→ **Recorded data**
--------------------------------

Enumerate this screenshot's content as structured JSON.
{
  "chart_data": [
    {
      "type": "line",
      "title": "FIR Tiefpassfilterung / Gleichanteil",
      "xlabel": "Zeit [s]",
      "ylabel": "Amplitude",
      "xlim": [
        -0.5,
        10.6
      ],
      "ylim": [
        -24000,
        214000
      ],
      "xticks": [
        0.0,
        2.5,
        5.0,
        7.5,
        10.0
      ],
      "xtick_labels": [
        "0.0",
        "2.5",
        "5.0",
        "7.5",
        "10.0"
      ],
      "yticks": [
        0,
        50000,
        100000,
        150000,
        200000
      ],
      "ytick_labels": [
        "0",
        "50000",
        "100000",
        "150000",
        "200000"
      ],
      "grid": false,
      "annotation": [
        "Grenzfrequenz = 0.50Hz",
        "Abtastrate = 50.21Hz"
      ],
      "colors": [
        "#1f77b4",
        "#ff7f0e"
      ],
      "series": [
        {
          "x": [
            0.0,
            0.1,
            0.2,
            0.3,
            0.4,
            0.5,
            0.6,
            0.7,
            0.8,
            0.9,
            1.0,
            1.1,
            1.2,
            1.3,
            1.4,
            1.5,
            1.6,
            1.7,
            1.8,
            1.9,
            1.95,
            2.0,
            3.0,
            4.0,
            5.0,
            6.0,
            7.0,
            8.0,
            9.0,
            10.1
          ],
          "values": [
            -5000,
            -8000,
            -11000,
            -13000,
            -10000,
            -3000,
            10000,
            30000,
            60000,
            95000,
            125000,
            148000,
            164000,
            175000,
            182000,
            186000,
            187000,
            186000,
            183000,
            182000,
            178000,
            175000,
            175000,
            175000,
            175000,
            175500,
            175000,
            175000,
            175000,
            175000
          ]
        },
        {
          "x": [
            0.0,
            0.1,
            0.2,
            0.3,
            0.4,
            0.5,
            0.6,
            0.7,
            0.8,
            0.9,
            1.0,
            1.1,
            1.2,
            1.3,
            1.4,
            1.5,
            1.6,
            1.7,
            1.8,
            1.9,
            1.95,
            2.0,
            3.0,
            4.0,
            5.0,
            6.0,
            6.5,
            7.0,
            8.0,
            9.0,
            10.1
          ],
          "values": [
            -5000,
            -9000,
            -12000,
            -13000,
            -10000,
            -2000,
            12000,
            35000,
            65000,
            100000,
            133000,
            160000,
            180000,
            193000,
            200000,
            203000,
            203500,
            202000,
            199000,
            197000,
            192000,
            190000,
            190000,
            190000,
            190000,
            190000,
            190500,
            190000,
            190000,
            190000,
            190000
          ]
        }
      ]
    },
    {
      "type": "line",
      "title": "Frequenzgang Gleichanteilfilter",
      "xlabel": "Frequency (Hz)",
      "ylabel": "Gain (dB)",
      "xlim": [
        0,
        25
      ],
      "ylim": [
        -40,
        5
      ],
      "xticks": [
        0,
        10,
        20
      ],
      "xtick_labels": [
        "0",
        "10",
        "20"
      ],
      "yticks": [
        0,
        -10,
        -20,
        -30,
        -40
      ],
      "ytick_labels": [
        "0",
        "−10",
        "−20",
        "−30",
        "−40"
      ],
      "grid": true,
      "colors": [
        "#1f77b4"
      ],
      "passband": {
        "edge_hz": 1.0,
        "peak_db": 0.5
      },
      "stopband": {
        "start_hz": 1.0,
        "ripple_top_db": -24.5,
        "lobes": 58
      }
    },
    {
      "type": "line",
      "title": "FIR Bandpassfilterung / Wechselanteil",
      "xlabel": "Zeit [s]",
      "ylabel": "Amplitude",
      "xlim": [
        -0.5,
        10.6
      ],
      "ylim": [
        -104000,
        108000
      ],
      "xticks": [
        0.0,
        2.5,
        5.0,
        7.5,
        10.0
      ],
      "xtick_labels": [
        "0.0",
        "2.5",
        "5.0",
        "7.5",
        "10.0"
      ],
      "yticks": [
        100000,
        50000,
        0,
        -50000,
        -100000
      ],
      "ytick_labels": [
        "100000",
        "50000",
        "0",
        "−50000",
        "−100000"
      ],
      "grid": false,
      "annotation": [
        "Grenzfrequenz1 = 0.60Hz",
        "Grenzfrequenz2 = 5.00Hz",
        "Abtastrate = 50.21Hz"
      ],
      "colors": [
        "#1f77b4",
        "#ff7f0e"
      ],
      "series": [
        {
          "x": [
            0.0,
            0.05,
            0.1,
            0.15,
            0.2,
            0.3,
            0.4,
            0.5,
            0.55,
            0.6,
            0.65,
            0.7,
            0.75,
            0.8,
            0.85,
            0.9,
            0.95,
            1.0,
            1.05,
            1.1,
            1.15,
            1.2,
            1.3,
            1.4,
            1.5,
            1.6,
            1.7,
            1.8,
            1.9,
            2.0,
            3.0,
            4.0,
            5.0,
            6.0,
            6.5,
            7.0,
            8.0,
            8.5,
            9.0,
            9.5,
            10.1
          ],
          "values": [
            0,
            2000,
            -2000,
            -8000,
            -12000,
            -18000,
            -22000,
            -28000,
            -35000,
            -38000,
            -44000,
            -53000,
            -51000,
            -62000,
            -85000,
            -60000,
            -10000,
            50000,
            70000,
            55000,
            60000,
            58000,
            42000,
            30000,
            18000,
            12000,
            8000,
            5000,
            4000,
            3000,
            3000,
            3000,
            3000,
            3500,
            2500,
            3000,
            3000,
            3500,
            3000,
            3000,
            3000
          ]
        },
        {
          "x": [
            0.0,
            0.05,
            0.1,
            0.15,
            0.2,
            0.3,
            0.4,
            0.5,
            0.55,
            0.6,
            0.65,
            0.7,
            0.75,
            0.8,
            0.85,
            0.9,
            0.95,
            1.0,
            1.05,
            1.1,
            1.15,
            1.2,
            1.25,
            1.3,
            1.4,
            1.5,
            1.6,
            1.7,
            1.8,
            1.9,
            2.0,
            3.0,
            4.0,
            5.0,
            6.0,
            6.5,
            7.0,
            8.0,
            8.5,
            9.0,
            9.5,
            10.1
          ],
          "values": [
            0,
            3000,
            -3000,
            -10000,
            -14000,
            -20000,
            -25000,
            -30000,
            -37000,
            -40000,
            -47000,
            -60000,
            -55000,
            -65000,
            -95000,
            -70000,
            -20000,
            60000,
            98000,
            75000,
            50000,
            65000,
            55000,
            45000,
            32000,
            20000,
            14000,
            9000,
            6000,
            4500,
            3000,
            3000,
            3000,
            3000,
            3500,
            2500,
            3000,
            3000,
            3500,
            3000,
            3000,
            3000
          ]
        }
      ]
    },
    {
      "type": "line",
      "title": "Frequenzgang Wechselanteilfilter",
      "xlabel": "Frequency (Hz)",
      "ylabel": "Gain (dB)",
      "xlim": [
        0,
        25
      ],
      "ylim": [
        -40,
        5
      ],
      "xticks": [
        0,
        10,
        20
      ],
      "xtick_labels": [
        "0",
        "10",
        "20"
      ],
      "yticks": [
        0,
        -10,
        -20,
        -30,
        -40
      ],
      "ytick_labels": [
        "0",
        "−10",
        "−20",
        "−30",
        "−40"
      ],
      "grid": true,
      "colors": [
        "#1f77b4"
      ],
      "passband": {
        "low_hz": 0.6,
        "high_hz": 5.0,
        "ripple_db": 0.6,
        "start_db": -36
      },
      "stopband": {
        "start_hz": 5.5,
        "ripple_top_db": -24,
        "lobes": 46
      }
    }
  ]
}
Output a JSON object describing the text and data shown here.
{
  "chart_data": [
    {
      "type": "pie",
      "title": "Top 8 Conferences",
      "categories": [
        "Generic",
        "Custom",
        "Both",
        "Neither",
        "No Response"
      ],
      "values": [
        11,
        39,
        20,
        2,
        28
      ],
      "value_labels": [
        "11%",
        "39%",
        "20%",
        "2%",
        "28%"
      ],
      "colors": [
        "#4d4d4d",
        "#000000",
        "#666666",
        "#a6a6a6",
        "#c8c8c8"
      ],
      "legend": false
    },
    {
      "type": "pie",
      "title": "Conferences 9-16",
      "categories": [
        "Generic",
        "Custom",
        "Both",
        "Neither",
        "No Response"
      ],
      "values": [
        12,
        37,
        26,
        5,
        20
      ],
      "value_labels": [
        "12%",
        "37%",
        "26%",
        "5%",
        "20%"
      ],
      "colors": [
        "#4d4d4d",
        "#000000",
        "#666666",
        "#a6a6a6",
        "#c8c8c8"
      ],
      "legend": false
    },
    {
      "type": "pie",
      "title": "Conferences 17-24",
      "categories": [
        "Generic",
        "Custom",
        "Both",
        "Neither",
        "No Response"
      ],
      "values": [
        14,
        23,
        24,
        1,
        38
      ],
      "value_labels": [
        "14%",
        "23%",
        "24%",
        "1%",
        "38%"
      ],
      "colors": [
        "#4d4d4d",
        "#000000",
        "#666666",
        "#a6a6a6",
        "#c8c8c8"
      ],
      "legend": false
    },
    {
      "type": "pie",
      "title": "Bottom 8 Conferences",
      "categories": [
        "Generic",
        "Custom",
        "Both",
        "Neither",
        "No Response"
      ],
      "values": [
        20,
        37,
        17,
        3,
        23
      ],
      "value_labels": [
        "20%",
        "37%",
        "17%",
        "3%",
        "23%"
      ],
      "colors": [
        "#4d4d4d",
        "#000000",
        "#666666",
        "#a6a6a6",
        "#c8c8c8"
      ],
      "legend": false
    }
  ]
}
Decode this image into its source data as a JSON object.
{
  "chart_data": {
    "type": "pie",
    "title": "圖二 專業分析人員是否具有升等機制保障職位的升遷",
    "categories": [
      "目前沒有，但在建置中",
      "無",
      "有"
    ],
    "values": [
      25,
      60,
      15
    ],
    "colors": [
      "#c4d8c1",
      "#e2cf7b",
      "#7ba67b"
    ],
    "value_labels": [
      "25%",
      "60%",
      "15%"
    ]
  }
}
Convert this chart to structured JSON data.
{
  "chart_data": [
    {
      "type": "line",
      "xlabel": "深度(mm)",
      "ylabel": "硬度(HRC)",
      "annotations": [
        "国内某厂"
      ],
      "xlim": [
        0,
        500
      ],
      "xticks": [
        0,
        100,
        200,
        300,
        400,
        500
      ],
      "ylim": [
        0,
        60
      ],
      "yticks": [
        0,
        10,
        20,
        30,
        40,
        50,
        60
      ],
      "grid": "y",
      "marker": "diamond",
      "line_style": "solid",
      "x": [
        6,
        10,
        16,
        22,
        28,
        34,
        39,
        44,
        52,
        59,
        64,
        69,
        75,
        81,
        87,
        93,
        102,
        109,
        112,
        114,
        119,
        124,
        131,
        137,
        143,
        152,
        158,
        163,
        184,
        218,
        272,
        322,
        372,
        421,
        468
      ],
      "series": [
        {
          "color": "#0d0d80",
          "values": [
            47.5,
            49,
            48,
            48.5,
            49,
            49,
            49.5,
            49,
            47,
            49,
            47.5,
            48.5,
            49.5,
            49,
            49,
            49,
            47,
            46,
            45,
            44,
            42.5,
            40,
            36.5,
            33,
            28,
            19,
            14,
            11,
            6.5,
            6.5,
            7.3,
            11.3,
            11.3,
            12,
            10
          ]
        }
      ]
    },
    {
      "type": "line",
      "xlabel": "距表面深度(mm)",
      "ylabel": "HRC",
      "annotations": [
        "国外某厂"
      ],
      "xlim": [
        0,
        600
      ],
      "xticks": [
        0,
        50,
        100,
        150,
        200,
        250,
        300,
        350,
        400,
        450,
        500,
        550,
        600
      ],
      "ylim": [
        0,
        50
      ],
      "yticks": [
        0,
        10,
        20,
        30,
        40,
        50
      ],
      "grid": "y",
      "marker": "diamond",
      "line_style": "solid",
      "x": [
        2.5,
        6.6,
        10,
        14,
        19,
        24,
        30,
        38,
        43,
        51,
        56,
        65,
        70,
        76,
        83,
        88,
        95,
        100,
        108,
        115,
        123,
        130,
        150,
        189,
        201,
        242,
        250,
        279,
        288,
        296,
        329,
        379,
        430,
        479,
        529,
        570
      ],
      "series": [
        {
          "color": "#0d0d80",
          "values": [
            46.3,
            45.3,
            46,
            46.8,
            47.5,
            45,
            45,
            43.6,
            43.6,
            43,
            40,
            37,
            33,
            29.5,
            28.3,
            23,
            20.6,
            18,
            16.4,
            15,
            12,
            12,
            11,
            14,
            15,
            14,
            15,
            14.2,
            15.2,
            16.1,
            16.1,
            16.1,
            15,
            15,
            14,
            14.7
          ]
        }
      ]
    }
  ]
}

--------------------------------

→ **Exercise requirements**
Gather each line from the listing above that holds "object".

→ **Output for this task**
Output a JSON object describing the text and data shown here.
Decode this image into its source data as a JSON object.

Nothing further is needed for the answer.